(Dataset entries)
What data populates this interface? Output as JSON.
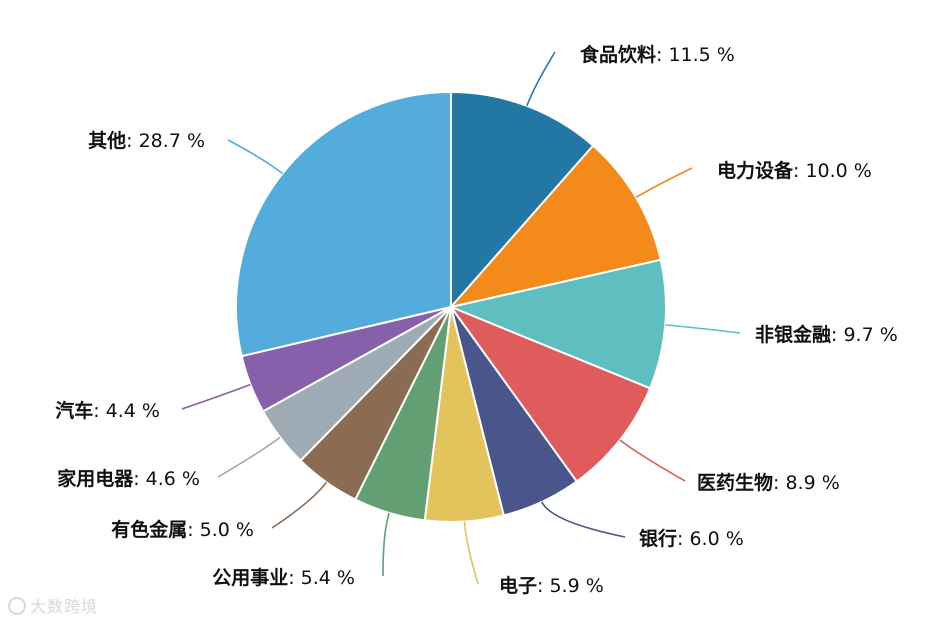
{
  "chart_data": {
    "type": "pie",
    "slices": [
      {
        "name": "食品饮料",
        "value": 11.5,
        "label": "11.5 %",
        "color": "#2277a4"
      },
      {
        "name": "电力设备",
        "value": 10.0,
        "label": "10.0 %",
        "color": "#f38a1a"
      },
      {
        "name": "非银金融",
        "value": 9.7,
        "label": "9.7 %",
        "color": "#5fbebf"
      },
      {
        "name": "医药生物",
        "value": 8.9,
        "label": "8.9 %",
        "color": "#e05c5c"
      },
      {
        "name": "银行",
        "value": 6.0,
        "label": "6.0 %",
        "color": "#4a558c"
      },
      {
        "name": "电子",
        "value": 5.9,
        "label": "5.9 %",
        "color": "#e3c45c"
      },
      {
        "name": "公用事业",
        "value": 5.4,
        "label": "5.4 %",
        "color": "#62a073"
      },
      {
        "name": "有色金属",
        "value": 5.0,
        "label": "5.0 %",
        "color": "#8b6c52"
      },
      {
        "name": "家用电器",
        "value": 4.6,
        "label": "4.6 %",
        "color": "#9eaab4"
      },
      {
        "name": "汽车",
        "value": 4.4,
        "label": "4.4 %",
        "color": "#8760ab"
      },
      {
        "name": "其他",
        "value": 28.7,
        "label": "28.7 %",
        "color": "#53acdc"
      }
    ]
  },
  "watermark": {
    "text": "大数跨境",
    "icon": "logo-icon"
  }
}
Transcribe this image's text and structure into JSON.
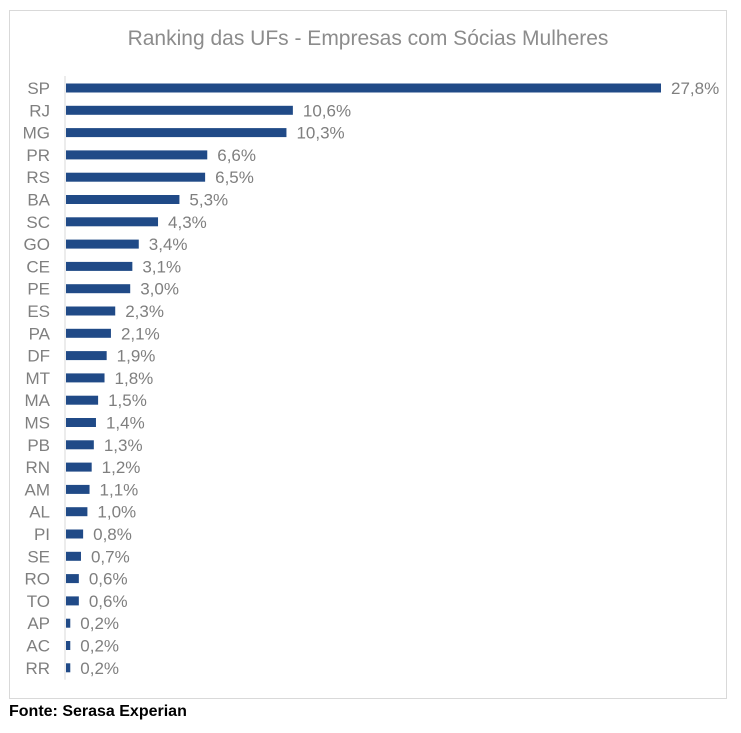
{
  "source": "Fonte: Serasa Experian",
  "colors": {
    "bar": "#204a87",
    "text": "#7f7f7f",
    "axis": "#d9d9d9",
    "frame": "#d9d9d9"
  },
  "chart_data": {
    "type": "bar",
    "orientation": "horizontal",
    "title": "Ranking das UFs - Empresas com Sócias Mulheres",
    "xlabel": "",
    "ylabel": "",
    "grid": false,
    "legend": "none",
    "xlim": [
      0,
      27.8
    ],
    "categories": [
      "SP",
      "RJ",
      "MG",
      "PR",
      "RS",
      "BA",
      "SC",
      "GO",
      "CE",
      "PE",
      "ES",
      "PA",
      "DF",
      "MT",
      "MA",
      "MS",
      "PB",
      "RN",
      "AM",
      "AL",
      "PI",
      "SE",
      "RO",
      "TO",
      "AP",
      "AC",
      "RR"
    ],
    "values": [
      27.8,
      10.6,
      10.3,
      6.6,
      6.5,
      5.3,
      4.3,
      3.4,
      3.1,
      3.0,
      2.3,
      2.1,
      1.9,
      1.8,
      1.5,
      1.4,
      1.3,
      1.2,
      1.1,
      1.0,
      0.8,
      0.7,
      0.6,
      0.6,
      0.2,
      0.2,
      0.2
    ],
    "data_labels": [
      "27,8%",
      "10,6%",
      "10,3%",
      "6,6%",
      "6,5%",
      "5,3%",
      "4,3%",
      "3,4%",
      "3,1%",
      "3,0%",
      "2,3%",
      "2,1%",
      "1,9%",
      "1,8%",
      "1,5%",
      "1,4%",
      "1,3%",
      "1,2%",
      "1,1%",
      "1,0%",
      "0,8%",
      "0,7%",
      "0,6%",
      "0,6%",
      "0,2%",
      "0,2%",
      "0,2%"
    ]
  }
}
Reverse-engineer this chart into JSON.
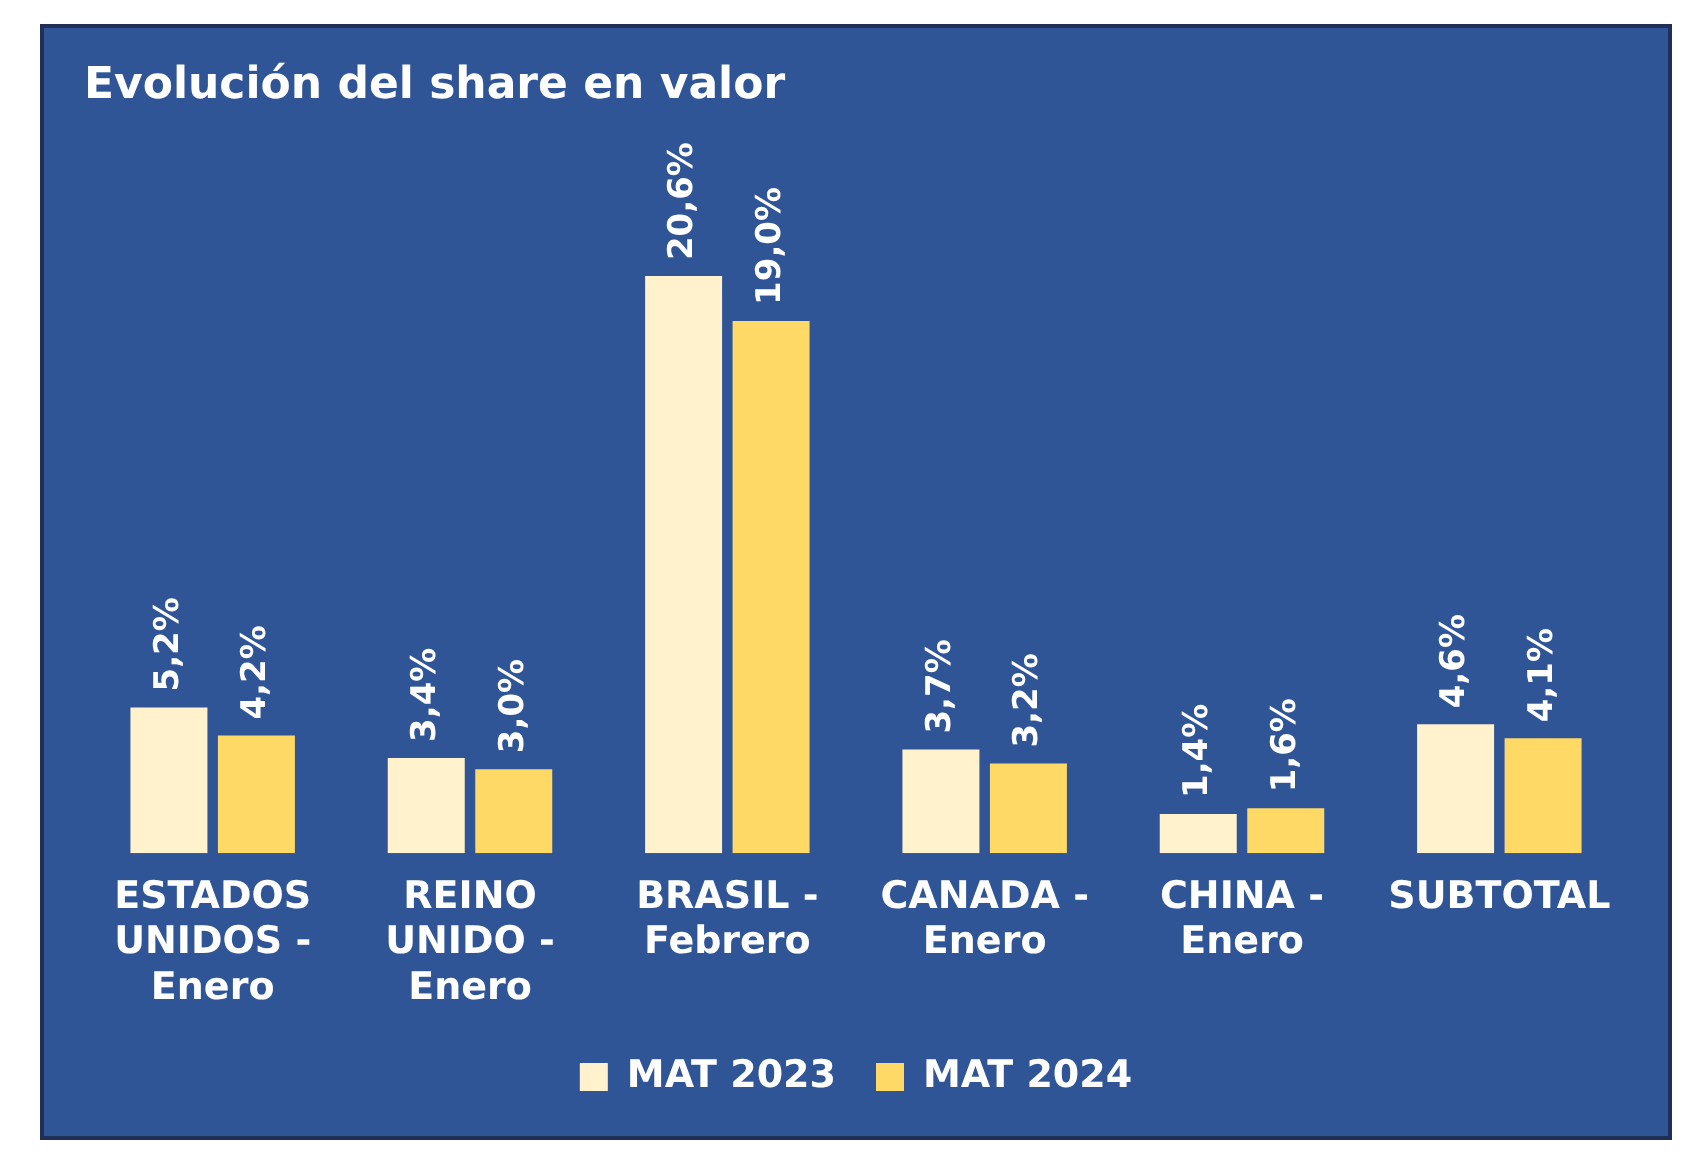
{
  "chart_data": {
    "type": "bar",
    "title": "Evolución del share en valor",
    "categories": [
      "ESTADOS UNIDOS - Enero",
      "REINO UNIDO - Enero",
      "BRASIL - Febrero",
      "CANADA - Enero",
      "CHINA - Enero",
      "SUBTOTAL"
    ],
    "series": [
      {
        "name": "MAT 2023",
        "color": "#fff2cc",
        "values": [
          5.2,
          3.4,
          20.6,
          3.7,
          1.4,
          4.6
        ],
        "value_labels": [
          "5,2%",
          "3,4%",
          "20,6%",
          "3,7%",
          "1,4%",
          "4,6%"
        ]
      },
      {
        "name": "MAT 2024",
        "color": "#ffd966",
        "values": [
          4.2,
          3.0,
          19.0,
          3.2,
          1.6,
          4.1
        ],
        "value_labels": [
          "4,2%",
          "3,0%",
          "19,0%",
          "3,2%",
          "1,6%",
          "4,1%"
        ]
      }
    ],
    "legend": "bottom",
    "grid": false
  }
}
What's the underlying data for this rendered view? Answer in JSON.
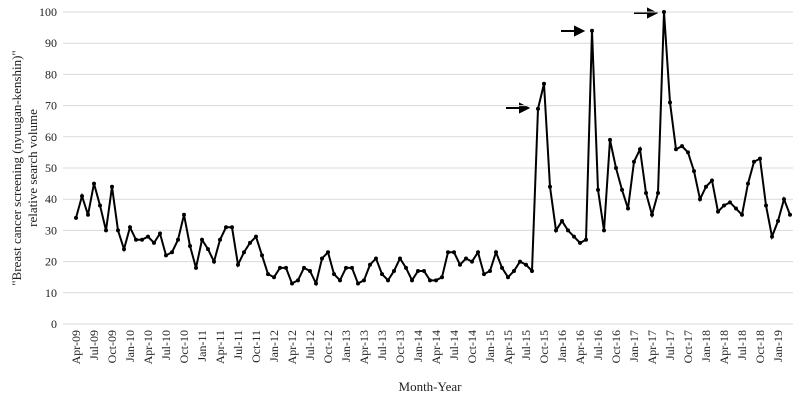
{
  "chart_data": {
    "type": "line",
    "ylabel": [
      "\"Breast cancer screening (nyuugan-kenshin)\"",
      "relative search volume"
    ],
    "xlabel": "Month-Year",
    "categories": [
      "Apr-09",
      null,
      null,
      "Jul-09",
      null,
      null,
      "Oct-09",
      null,
      null,
      "Jan-10",
      null,
      null,
      "Apr-10",
      null,
      null,
      "Jul-10",
      null,
      null,
      "Oct-10",
      null,
      null,
      "Jan-11",
      null,
      null,
      "Apr-11",
      null,
      null,
      "Jul-11",
      null,
      null,
      "Oct-11",
      null,
      null,
      "Jan-12",
      null,
      null,
      "Apr-12",
      null,
      null,
      "Jul-12",
      null,
      null,
      "Oct-12",
      null,
      null,
      "Jan-13",
      null,
      null,
      "Apr-13",
      null,
      null,
      "Jul-13",
      null,
      null,
      "Oct-13",
      null,
      null,
      "Jan-14",
      null,
      null,
      "Apr-14",
      null,
      null,
      "Jul-14",
      null,
      null,
      "Oct-14",
      null,
      null,
      "Jan-15",
      null,
      null,
      "Apr-15",
      null,
      null,
      "Jul-15",
      null,
      null,
      "Oct-15",
      null,
      null,
      "Jan-16",
      null,
      null,
      "Apr-16",
      null,
      null,
      "Jul-16",
      null,
      null,
      "Oct-16",
      null,
      null,
      "Jan-17",
      null,
      null,
      "Apr-17",
      null,
      null,
      "Jul-17",
      null,
      null,
      "Oct-17",
      null,
      null,
      "Jan-18",
      null,
      null,
      "Apr-18",
      null,
      null,
      "Jul-18",
      null,
      null,
      "Oct-18",
      null,
      null,
      "Jan-19",
      null,
      null
    ],
    "values": [
      34,
      41,
      35,
      45,
      38,
      30,
      44,
      30,
      24,
      31,
      27,
      27,
      28,
      26,
      29,
      22,
      23,
      27,
      35,
      25,
      18,
      27,
      24,
      20,
      27,
      31,
      31,
      19,
      23,
      26,
      28,
      22,
      16,
      15,
      18,
      18,
      13,
      14,
      18,
      17,
      13,
      21,
      23,
      16,
      14,
      18,
      18,
      13,
      14,
      19,
      21,
      16,
      14,
      17,
      21,
      18,
      14,
      17,
      17,
      14,
      14,
      15,
      23,
      23,
      19,
      21,
      20,
      23,
      16,
      17,
      23,
      18,
      15,
      17,
      20,
      19,
      17,
      69,
      77,
      44,
      30,
      33,
      30,
      28,
      26,
      27,
      94,
      43,
      30,
      59,
      50,
      43,
      37,
      52,
      56,
      42,
      35,
      42,
      100,
      71,
      56,
      57,
      55,
      49,
      40,
      44,
      46,
      36,
      38,
      39,
      37,
      35,
      45,
      52,
      53,
      38,
      28,
      33,
      40,
      35
    ],
    "color": "#000000",
    "ylim": [
      0,
      100
    ],
    "yticks": [
      0,
      10,
      20,
      30,
      40,
      50,
      60,
      70,
      80,
      90,
      100
    ],
    "grid": true
  }
}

Directive
From the entries above, list each line with "JSON" in it.

Solution to the problem
What data populates this interface? Output as JSON.
Transcribe this image's text and structure into JSON.
Reverse-engineer this chart into JSON.
What's the underlying data for this rendered view? Answer in JSON.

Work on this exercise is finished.